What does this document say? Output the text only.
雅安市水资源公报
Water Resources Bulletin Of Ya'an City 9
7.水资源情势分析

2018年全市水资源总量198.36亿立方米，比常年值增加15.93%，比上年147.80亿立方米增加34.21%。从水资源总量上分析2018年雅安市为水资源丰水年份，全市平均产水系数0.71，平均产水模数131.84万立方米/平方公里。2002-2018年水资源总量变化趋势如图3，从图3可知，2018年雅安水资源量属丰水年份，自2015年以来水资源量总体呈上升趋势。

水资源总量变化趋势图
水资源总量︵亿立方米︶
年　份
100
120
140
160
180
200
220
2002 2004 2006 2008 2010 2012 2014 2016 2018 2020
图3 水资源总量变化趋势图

|---|

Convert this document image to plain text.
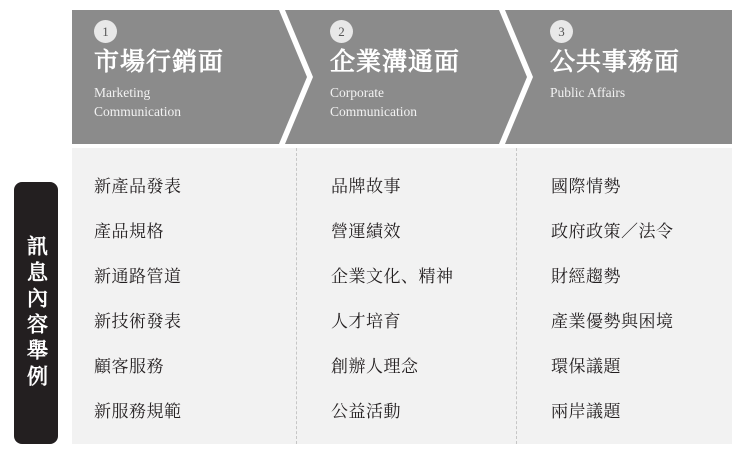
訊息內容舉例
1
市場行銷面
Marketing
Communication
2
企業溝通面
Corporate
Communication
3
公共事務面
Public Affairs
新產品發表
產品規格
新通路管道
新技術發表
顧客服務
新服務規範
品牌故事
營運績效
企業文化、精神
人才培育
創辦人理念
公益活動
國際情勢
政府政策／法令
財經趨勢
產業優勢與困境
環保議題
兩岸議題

|---|

* Exercise brief: Go through the entries and return each line where the word "this" appears.

* Right answer:
What does this document say? Output the text only.
Convert this document image to plain text.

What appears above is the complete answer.